DATA LISTING:
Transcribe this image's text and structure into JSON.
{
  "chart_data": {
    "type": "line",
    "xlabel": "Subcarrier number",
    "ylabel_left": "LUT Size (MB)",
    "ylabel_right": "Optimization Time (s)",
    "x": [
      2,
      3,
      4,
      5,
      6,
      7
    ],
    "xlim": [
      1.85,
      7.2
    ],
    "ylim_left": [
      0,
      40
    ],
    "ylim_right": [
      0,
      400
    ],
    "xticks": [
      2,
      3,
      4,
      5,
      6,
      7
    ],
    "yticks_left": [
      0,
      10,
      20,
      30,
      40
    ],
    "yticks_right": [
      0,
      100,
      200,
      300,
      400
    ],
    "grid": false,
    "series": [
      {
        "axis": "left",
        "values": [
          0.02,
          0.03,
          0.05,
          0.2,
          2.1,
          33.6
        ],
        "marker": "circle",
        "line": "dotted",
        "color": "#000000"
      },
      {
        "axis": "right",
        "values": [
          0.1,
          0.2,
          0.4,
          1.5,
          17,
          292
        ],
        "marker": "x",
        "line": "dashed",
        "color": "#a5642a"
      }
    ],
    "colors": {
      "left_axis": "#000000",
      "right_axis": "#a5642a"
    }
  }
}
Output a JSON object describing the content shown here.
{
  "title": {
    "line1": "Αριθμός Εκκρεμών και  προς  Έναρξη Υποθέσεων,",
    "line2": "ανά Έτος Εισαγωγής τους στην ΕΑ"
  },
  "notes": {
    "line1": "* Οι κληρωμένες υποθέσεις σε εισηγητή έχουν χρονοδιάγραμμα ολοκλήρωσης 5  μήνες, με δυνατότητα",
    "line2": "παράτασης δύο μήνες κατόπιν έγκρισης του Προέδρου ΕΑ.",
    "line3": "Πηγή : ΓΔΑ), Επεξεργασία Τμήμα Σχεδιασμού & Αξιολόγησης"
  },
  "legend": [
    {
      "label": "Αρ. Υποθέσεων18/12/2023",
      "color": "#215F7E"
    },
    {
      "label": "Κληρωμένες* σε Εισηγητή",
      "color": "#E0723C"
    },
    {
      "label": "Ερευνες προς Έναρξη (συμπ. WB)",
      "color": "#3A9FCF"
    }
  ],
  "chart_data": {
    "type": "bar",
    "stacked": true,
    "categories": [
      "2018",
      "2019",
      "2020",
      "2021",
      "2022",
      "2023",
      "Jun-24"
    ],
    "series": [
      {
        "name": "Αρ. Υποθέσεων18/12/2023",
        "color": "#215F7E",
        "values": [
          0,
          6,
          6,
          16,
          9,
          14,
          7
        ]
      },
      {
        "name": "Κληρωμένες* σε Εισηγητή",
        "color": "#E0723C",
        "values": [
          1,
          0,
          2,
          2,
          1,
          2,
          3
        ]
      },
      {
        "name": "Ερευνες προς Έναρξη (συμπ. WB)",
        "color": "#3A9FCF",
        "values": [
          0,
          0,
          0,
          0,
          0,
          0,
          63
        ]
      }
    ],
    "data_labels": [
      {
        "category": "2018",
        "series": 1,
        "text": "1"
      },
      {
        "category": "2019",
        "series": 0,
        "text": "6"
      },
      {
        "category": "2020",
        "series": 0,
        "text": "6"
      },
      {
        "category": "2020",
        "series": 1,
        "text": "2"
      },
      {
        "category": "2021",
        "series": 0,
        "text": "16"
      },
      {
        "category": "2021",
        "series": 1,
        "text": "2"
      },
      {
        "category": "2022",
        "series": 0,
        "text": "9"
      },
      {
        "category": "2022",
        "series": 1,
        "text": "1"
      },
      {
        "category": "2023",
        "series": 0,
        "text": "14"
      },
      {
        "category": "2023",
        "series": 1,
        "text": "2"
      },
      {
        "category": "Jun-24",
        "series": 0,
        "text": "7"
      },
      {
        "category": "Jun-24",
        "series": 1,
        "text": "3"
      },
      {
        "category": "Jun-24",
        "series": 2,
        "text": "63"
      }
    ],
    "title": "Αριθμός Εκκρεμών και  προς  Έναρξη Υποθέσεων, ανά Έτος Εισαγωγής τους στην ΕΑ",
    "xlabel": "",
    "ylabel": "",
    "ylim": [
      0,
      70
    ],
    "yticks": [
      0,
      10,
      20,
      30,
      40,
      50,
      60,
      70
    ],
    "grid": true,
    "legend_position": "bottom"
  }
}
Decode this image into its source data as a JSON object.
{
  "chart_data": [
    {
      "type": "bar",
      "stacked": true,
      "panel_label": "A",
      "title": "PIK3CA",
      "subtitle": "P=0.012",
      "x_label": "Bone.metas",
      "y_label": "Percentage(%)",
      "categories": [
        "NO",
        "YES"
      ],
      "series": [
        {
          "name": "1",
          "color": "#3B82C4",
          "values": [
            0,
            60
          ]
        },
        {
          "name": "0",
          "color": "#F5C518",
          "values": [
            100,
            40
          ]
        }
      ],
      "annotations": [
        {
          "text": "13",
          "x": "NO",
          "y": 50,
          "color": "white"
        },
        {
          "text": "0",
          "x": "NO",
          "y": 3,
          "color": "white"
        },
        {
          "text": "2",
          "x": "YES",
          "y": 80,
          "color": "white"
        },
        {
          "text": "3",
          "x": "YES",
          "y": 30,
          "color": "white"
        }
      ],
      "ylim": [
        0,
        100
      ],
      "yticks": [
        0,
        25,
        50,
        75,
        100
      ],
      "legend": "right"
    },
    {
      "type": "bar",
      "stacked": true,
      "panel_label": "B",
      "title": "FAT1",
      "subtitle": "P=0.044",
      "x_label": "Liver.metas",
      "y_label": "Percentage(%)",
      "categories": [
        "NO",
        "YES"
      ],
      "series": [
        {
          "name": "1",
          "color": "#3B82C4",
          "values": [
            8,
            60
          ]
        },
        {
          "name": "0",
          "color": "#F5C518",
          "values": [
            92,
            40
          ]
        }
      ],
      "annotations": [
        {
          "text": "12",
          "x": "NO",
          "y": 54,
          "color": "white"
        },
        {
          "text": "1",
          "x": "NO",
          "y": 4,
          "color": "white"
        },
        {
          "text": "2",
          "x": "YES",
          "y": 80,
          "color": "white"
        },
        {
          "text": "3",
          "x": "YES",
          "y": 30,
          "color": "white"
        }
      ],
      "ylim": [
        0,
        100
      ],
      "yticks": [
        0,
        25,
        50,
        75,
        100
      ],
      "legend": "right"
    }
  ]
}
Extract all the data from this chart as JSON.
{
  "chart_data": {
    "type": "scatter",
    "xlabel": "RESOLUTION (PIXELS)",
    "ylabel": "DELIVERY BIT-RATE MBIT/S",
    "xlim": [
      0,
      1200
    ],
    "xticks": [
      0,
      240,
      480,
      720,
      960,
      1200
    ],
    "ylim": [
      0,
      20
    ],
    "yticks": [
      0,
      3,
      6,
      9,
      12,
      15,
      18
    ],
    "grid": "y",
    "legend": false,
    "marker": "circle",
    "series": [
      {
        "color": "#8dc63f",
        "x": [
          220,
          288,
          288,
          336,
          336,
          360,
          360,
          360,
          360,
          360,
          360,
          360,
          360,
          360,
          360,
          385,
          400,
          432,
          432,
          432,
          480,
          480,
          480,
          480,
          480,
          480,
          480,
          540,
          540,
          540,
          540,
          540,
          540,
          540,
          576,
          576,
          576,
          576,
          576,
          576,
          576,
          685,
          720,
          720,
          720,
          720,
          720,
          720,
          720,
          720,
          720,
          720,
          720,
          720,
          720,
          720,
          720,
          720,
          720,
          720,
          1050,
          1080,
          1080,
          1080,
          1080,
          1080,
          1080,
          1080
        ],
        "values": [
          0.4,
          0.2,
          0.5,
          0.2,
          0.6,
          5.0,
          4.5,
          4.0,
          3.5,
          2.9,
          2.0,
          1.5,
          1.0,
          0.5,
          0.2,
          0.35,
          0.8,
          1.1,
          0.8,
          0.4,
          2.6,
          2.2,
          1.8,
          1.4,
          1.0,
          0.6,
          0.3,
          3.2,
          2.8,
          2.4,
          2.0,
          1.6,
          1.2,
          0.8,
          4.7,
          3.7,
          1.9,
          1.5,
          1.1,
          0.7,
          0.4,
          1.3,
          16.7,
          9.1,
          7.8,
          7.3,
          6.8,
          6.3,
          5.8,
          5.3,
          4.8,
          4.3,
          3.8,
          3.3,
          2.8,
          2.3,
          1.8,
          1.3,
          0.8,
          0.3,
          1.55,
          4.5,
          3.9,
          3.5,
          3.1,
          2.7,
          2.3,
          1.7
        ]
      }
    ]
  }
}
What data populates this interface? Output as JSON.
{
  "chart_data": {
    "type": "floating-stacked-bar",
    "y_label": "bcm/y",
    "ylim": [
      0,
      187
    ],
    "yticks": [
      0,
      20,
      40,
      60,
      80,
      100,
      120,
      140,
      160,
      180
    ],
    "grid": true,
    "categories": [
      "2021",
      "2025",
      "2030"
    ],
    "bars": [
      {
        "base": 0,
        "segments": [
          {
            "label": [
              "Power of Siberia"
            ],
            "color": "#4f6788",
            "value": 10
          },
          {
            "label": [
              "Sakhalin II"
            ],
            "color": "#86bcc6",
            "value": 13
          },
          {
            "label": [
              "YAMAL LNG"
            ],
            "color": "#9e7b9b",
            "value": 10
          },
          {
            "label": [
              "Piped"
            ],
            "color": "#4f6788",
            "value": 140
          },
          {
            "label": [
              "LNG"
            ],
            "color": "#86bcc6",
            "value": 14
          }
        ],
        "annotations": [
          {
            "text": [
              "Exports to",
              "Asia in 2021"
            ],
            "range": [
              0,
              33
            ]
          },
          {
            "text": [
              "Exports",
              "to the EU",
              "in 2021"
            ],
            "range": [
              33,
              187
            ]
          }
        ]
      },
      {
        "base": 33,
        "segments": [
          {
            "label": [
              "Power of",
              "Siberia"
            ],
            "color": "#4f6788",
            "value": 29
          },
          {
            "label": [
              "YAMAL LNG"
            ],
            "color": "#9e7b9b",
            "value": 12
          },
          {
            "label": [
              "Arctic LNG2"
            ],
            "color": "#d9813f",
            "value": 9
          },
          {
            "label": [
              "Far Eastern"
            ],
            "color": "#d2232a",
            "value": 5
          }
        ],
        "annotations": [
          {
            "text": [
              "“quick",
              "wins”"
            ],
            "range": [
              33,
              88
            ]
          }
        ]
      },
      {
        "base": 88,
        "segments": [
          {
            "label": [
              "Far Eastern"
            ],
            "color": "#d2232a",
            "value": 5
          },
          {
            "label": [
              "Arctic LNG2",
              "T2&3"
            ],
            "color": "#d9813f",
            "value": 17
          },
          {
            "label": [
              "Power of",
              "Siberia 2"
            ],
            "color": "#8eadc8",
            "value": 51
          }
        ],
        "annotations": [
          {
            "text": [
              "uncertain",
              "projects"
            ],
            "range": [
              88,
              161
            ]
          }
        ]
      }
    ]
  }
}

WHAT IS BEING ASKED: Only lines with the word "object" are wanted, so copy each one from the records.

RESULT FOR THIS EXERCISE:
Output a JSON object describing the content shown here.
Decode this image into its source data as a JSON object.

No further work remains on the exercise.